**Rows:**
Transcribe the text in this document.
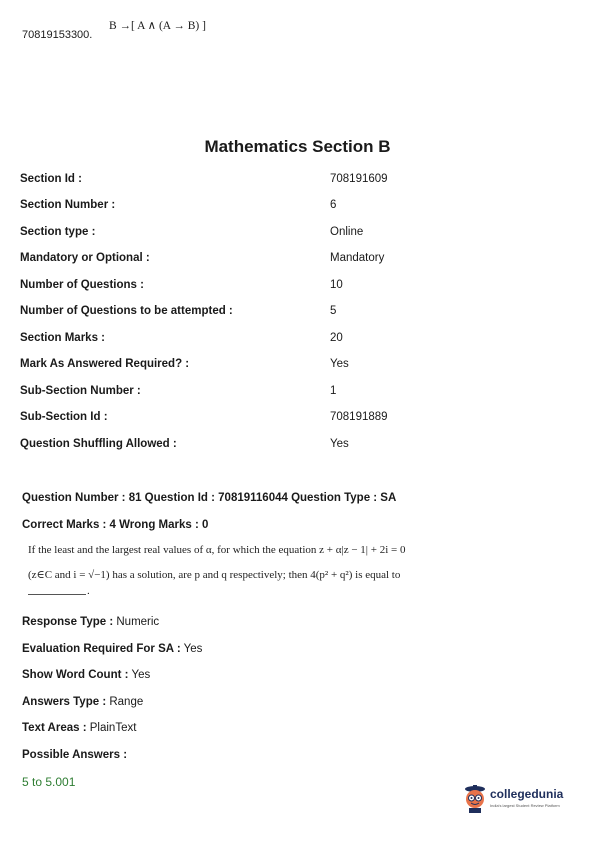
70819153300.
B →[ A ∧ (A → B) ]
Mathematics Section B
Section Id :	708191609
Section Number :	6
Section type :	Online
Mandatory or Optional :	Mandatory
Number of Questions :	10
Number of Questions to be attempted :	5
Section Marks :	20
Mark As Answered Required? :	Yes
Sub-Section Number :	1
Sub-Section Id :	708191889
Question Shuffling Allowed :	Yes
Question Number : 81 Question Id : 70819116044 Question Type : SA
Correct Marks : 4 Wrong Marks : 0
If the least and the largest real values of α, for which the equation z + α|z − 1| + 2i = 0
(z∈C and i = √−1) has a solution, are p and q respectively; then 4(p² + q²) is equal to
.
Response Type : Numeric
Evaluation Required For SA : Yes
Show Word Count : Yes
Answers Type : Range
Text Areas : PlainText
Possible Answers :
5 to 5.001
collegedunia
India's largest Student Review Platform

**Goal:** Repeat the material verbatim. Do not carry over any picture.

**The result:**
Transcribe the text in this document.
70819153300.
B →[ A ∧ (A → B) ]
Mathematics Section B
Section Id :	708191609
Section Number :	6
Section type :	Online
Mandatory or Optional :	Mandatory
Number of Questions :	10
Number of Questions to be attempted :	5
Section Marks :	20
Mark As Answered Required? :	Yes
Sub-Section Number :	1
Sub-Section Id :	708191889
Question Shuffling Allowed :	Yes
Question Number : 81 Question Id : 70819116044 Question Type : SA
Correct Marks : 4 Wrong Marks : 0
If the least and the largest real values of α, for which the equation z + α|z − 1| + 2i = 0
(z∈C and i = √−1) has a solution, are p and q respectively; then 4(p² + q²) is equal to
.
Response Type : Numeric
Evaluation Required For SA : Yes
Show Word Count : Yes
Answers Type : Range
Text Areas : PlainText
Possible Answers :
5 to 5.001
collegedunia
India's largest Student Review Platform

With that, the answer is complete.